Stated task: Every entry that follows should be reproduced exactly.

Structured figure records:

::::::::

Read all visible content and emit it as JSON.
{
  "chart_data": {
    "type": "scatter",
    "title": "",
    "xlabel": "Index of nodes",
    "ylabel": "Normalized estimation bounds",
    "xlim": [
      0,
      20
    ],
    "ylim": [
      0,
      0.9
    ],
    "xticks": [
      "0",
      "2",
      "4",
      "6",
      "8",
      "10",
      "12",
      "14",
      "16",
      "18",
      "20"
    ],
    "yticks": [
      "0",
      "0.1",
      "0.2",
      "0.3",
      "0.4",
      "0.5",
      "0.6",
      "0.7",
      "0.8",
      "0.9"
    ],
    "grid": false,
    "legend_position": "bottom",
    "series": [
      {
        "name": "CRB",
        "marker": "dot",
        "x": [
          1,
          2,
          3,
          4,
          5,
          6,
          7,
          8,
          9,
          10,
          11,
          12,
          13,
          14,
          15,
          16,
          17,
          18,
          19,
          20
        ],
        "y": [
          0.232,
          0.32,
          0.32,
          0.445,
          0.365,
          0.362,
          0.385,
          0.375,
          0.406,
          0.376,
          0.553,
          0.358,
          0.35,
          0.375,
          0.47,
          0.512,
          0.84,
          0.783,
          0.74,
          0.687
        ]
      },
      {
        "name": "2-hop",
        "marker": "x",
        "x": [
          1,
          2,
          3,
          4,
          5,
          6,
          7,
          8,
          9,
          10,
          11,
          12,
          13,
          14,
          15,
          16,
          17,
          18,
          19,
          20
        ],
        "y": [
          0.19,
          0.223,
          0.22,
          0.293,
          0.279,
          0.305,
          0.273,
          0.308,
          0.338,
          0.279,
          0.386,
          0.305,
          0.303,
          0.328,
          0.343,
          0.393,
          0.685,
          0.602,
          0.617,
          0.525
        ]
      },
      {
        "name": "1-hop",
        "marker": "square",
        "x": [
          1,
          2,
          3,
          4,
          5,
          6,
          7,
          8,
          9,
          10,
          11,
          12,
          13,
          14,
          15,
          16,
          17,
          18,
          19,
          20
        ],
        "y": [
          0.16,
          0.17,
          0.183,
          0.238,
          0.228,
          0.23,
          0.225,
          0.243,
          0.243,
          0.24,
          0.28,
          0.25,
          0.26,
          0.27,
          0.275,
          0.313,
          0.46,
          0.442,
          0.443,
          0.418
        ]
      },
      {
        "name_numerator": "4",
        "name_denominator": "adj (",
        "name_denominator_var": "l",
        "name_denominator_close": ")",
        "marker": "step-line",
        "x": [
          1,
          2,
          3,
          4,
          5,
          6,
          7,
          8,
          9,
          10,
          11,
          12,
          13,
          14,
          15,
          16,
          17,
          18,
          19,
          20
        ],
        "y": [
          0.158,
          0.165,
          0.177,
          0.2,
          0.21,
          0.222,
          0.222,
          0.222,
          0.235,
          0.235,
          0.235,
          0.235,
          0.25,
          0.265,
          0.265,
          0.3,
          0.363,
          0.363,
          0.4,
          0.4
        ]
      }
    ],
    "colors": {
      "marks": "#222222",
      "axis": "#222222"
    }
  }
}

::::::::

Solved exercise:
Read all visible content and emit it as JSON.
{
  "chart_data": {
    "type": "scatter",
    "title": "",
    "xlabel": "Index of nodes",
    "ylabel": "Normalized estimation bounds",
    "xlim": [
      0,
      20
    ],
    "ylim": [
      0,
      0.9
    ],
    "xticks": [
      "0",
      "2",
      "4",
      "6",
      "8",
      "10",
      "12",
      "14",
      "16",
      "18",
      "20"
    ],
    "yticks": [
      "0",
      "0.1",
      "0.2",
      "0.3",
      "0.4",
      "0.5",
      "0.6",
      "0.7",
      "0.8",
      "0.9"
    ],
    "grid": false,
    "legend_position": "bottom",
    "series": [
      {
        "name": "CRB",
        "marker": "dot",
        "x": [
          1,
          2,
          3,
          4,
          5,
          6,
          7,
          8,
          9,
          10,
          11,
          12,
          13,
          14,
          15,
          16,
          17,
          18,
          19,
          20
        ],
        "y": [
          0.232,
          0.32,
          0.32,
          0.445,
          0.365,
          0.362,
          0.385,
          0.375,
          0.406,
          0.376,
          0.553,
          0.358,
          0.35,
          0.375,
          0.47,
          0.512,
          0.84,
          0.783,
          0.74,
          0.687
        ]
      },
      {
        "name": "2-hop",
        "marker": "x",
        "x": [
          1,
          2,
          3,
          4,
          5,
          6,
          7,
          8,
          9,
          10,
          11,
          12,
          13,
          14,
          15,
          16,
          17,
          18,
          19,
          20
        ],
        "y": [
          0.19,
          0.223,
          0.22,
          0.293,
          0.279,
          0.305,
          0.273,
          0.308,
          0.338,
          0.279,
          0.386,
          0.305,
          0.303,
          0.328,
          0.343,
          0.393,
          0.685,
          0.602,
          0.617,
          0.525
        ]
      },
      {
        "name": "1-hop",
        "marker": "square",
        "x": [
          1,
          2,
          3,
          4,
          5,
          6,
          7,
          8,
          9,
          10,
          11,
          12,
          13,
          14,
          15,
          16,
          17,
          18,
          19,
          20
        ],
        "y": [
          0.16,
          0.17,
          0.183,
          0.238,
          0.228,
          0.23,
          0.225,
          0.243,
          0.243,
          0.24,
          0.28,
          0.25,
          0.26,
          0.27,
          0.275,
          0.313,
          0.46,
          0.442,
          0.443,
          0.418
        ]
      },
      {
        "name_numerator": "4",
        "name_denominator": "adj (",
        "name_denominator_var": "l",
        "name_denominator_close": ")",
        "marker": "step-line",
        "x": [
          1,
          2,
          3,
          4,
          5,
          6,
          7,
          8,
          9,
          10,
          11,
          12,
          13,
          14,
          15,
          16,
          17,
          18,
          19,
          20
        ],
        "y": [
          0.158,
          0.165,
          0.177,
          0.2,
          0.21,
          0.222,
          0.222,
          0.222,
          0.235,
          0.235,
          0.235,
          0.235,
          0.25,
          0.265,
          0.265,
          0.3,
          0.363,
          0.363,
          0.4,
          0.4
        ]
      }
    ],
    "colors": {
      "marks": "#222222",
      "axis": "#222222"
    }
  }
}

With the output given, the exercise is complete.